--- START OF AVAILABLE DATA ---
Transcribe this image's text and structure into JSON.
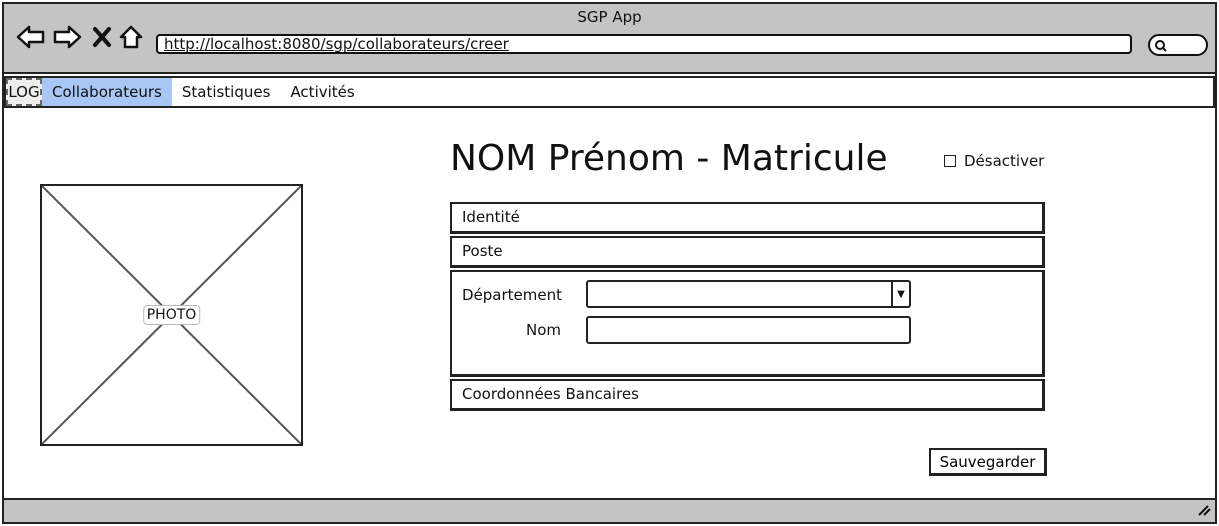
{
  "window": {
    "title": "SGP App"
  },
  "toolbar": {
    "icons": [
      "back-arrow-icon",
      "forward-arrow-icon",
      "close-x-icon",
      "home-icon"
    ],
    "url": "http://localhost:8080/sgp/collaborateurs/creer",
    "search_icon": "search-icon"
  },
  "menu": {
    "logo": "LOG",
    "items": [
      {
        "label": "Collaborateurs",
        "active": true
      },
      {
        "label": "Statistiques",
        "active": false
      },
      {
        "label": "Activités",
        "active": false
      }
    ],
    "active_color": "#a9c7f5"
  },
  "photo": {
    "label": "PHOTO"
  },
  "header": {
    "title": "NOM Prénom - Matricule",
    "deactivate_label": "Désactiver",
    "deactivate_checked": false
  },
  "sections": {
    "identite": "Identité",
    "poste": "Poste",
    "departement_label": "Département",
    "departement_value": "",
    "nom_label": "Nom",
    "nom_value": "",
    "coordonnees": "Coordonnées Bancaires"
  },
  "actions": {
    "save_label": "Sauvegarder"
  },
  "colors": {
    "chrome": "#c4c4c4",
    "border": "#222222"
  }
}
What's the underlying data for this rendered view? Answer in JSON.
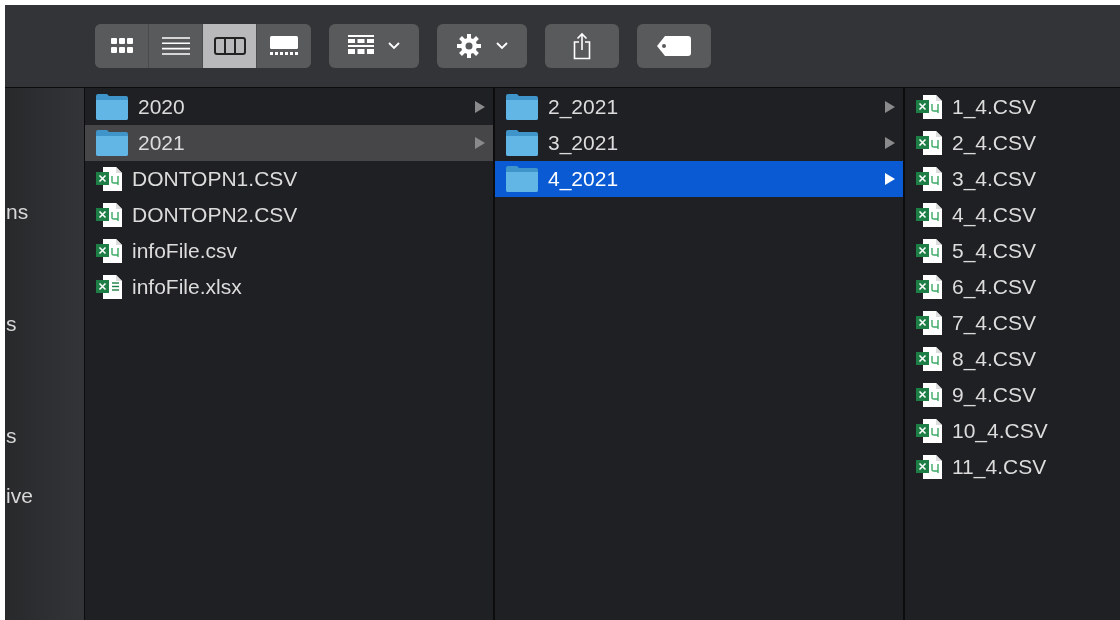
{
  "toolbar": {
    "view_modes": [
      {
        "kind": "icons",
        "selected": false
      },
      {
        "kind": "list",
        "selected": false
      },
      {
        "kind": "columns",
        "selected": true
      },
      {
        "kind": "gallery",
        "selected": false
      }
    ],
    "buttons": [
      {
        "kind": "group"
      },
      {
        "kind": "action"
      },
      {
        "kind": "share"
      },
      {
        "kind": "tag"
      }
    ]
  },
  "sidebar": {
    "items": [
      {
        "label": "ns"
      },
      {
        "label": "s"
      },
      {
        "label": "s"
      },
      {
        "label": "ive"
      }
    ]
  },
  "columns": [
    {
      "focused": false,
      "items": [
        {
          "name": "2020",
          "kind": "folder",
          "selected": false
        },
        {
          "name": "2021",
          "kind": "folder",
          "selected": true
        },
        {
          "name": "DONTOPN1.CSV",
          "kind": "csv",
          "selected": false
        },
        {
          "name": "DONTOPN2.CSV",
          "kind": "csv",
          "selected": false
        },
        {
          "name": "infoFile.csv",
          "kind": "csv",
          "selected": false
        },
        {
          "name": "infoFile.xlsx",
          "kind": "xlsx",
          "selected": false
        }
      ]
    },
    {
      "focused": true,
      "items": [
        {
          "name": "2_2021",
          "kind": "folder",
          "selected": false
        },
        {
          "name": "3_2021",
          "kind": "folder",
          "selected": false
        },
        {
          "name": "4_2021",
          "kind": "folder",
          "selected": true
        }
      ]
    },
    {
      "items": [
        {
          "name": "1_4.CSV",
          "kind": "csv",
          "selected": false
        },
        {
          "name": "2_4.CSV",
          "kind": "csv",
          "selected": false
        },
        {
          "name": "3_4.CSV",
          "kind": "csv",
          "selected": false
        },
        {
          "name": "4_4.CSV",
          "kind": "csv",
          "selected": false
        },
        {
          "name": "5_4.CSV",
          "kind": "csv",
          "selected": false
        },
        {
          "name": "6_4.CSV",
          "kind": "csv",
          "selected": false
        },
        {
          "name": "7_4.CSV",
          "kind": "csv",
          "selected": false
        },
        {
          "name": "8_4.CSV",
          "kind": "csv",
          "selected": false
        },
        {
          "name": "9_4.CSV",
          "kind": "csv",
          "selected": false
        },
        {
          "name": "10_4.CSV",
          "kind": "csv",
          "selected": false
        },
        {
          "name": "11_4.CSV",
          "kind": "csv",
          "selected": false
        }
      ]
    }
  ]
}
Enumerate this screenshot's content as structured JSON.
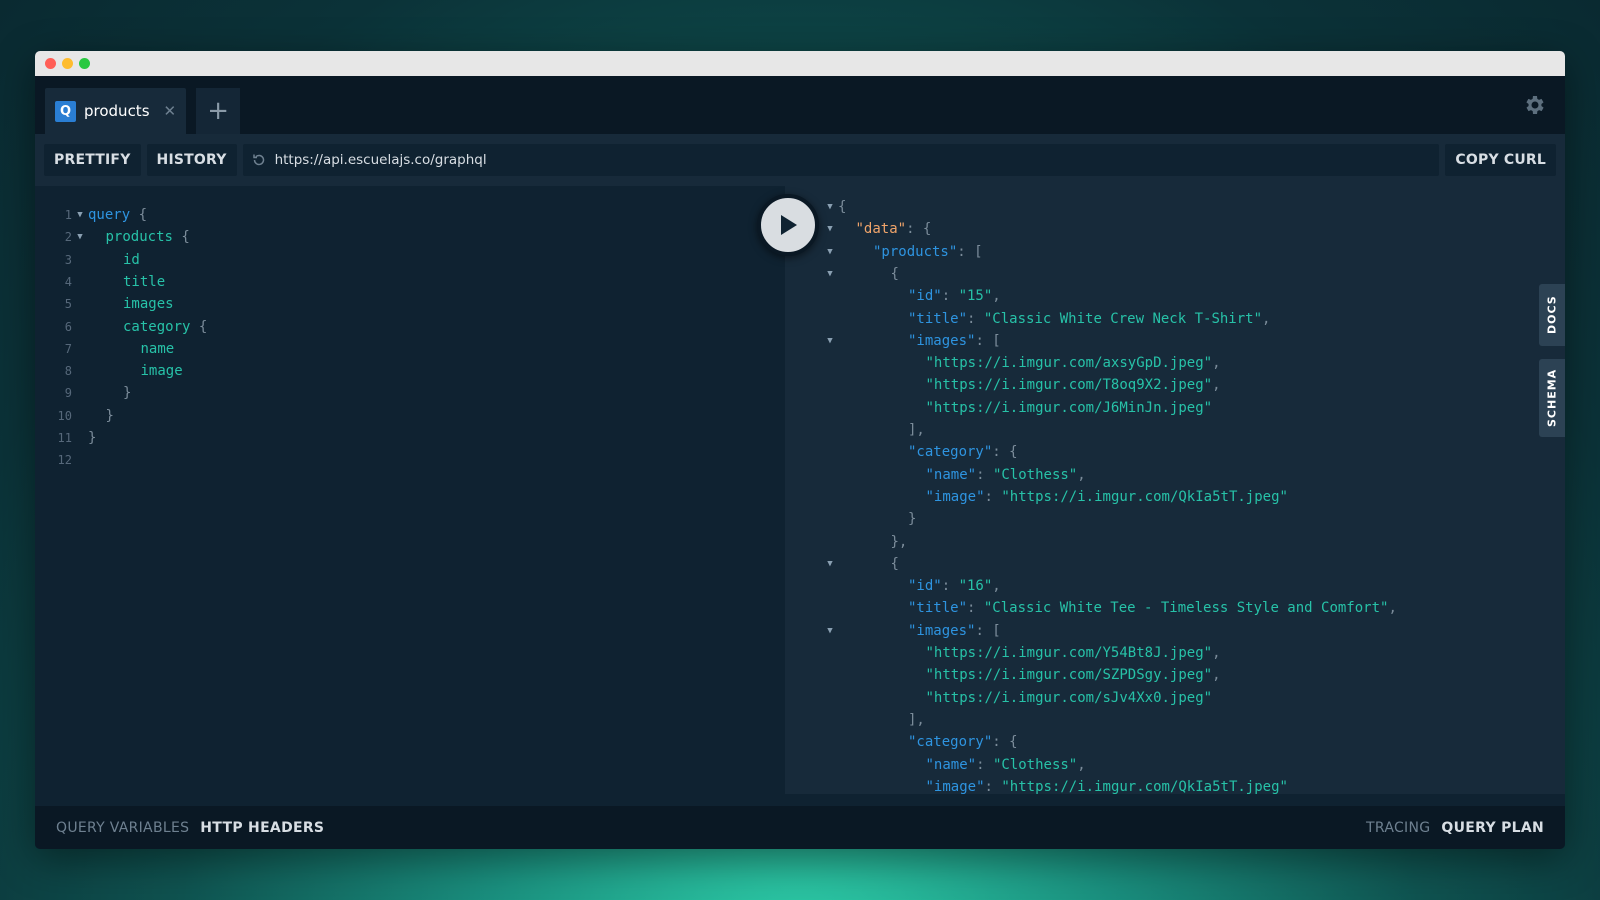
--- END OF AVAILABLE DATA ---
- **AIM OF THE TASK**
Quote everything in the listing above exactly; pictures are the only thing to omit.

- **OUTPUT**
Transcribe this image's text and structure into JSON.
{
  "window": {
    "title": "SGP App"
  },
  "toolbar": {
    "icons": [
      "back-arrow-icon",
      "forward-arrow-icon",
      "close-x-icon",
      "home-icon"
    ],
    "url": "http://localhost:8080/sgp/collaborateurs/creer",
    "search_icon": "search-icon"
  },
  "menu": {
    "logo": "LOG",
    "items": [
      {
        "label": "Collaborateurs",
        "active": true
      },
      {
        "label": "Statistiques",
        "active": false
      },
      {
        "label": "Activités",
        "active": false
      }
    ],
    "active_color": "#a9c7f5"
  },
  "photo": {
    "label": "PHOTO"
  },
  "header": {
    "title": "NOM Prénom - Matricule",
    "deactivate_label": "Désactiver",
    "deactivate_checked": false
  },
  "sections": {
    "identite": "Identité",
    "poste": "Poste",
    "departement_label": "Département",
    "departement_value": "",
    "nom_label": "Nom",
    "nom_value": "",
    "coordonnees": "Coordonnées Bancaires"
  },
  "actions": {
    "save_label": "Sauvegarder"
  },
  "colors": {
    "chrome": "#c4c4c4",
    "border": "#222222"
  }
}
What's the underlying data for this rendered view? Answer in JSON.
{
  "toolbar": {
    "view_modes": [
      {
        "kind": "icons",
        "selected": false
      },
      {
        "kind": "list",
        "selected": false
      },
      {
        "kind": "columns",
        "selected": true
      },
      {
        "kind": "gallery",
        "selected": false
      }
    ],
    "buttons": [
      {
        "kind": "group"
      },
      {
        "kind": "action"
      },
      {
        "kind": "share"
      },
      {
        "kind": "tag"
      }
    ]
  },
  "sidebar": {
    "items": [
      {
        "label": "ns"
      },
      {
        "label": "s"
      },
      {
        "label": "s"
      },
      {
        "label": "ive"
      }
    ]
  },
  "columns": [
    {
      "focused": false,
      "items": [
        {
          "name": "2020",
          "kind": "folder",
          "selected": false
        },
        {
          "name": "2021",
          "kind": "folder",
          "selected": true
        },
        {
          "name": "DONTOPN1.CSV",
          "kind": "csv",
          "selected": false
        },
        {
          "name": "DONTOPN2.CSV",
          "kind": "csv",
          "selected": false
        },
        {
          "name": "infoFile.csv",
          "kind": "csv",
          "selected": false
        },
        {
          "name": "infoFile.xlsx",
          "kind": "xlsx",
          "selected": false
        }
      ]
    },
    {
      "focused": true,
      "items": [
        {
          "name": "2_2021",
          "kind": "folder",
          "selected": false
        },
        {
          "name": "3_2021",
          "kind": "folder",
          "selected": false
        },
        {
          "name": "4_2021",
          "kind": "folder",
          "selected": true
        }
      ]
    },
    {
      "items": [
        {
          "name": "1_4.CSV",
          "kind": "csv",
          "selected": false
        },
        {
          "name": "2_4.CSV",
          "kind": "csv",
          "selected": false
        },
        {
          "name": "3_4.CSV",
          "kind": "csv",
          "selected": false
        },
        {
          "name": "4_4.CSV",
          "kind": "csv",
          "selected": false
        },
        {
          "name": "5_4.CSV",
          "kind": "csv",
          "selected": false
        },
        {
          "name": "6_4.CSV",
          "kind": "csv",
          "selected": false
        },
        {
          "name": "7_4.CSV",
          "kind": "csv",
          "selected": false
        },
        {
          "name": "8_4.CSV",
          "kind": "csv",
          "selected": false
        },
        {
          "name": "9_4.CSV",
          "kind": "csv",
          "selected": false
        },
        {
          "name": "10_4.CSV",
          "kind": "csv",
          "selected": false
        },
        {
          "name": "11_4.CSV",
          "kind": "csv",
          "selected": false
        }
      ]
    }
  ]
}
Enumerate this screenshot's content as structured JSON.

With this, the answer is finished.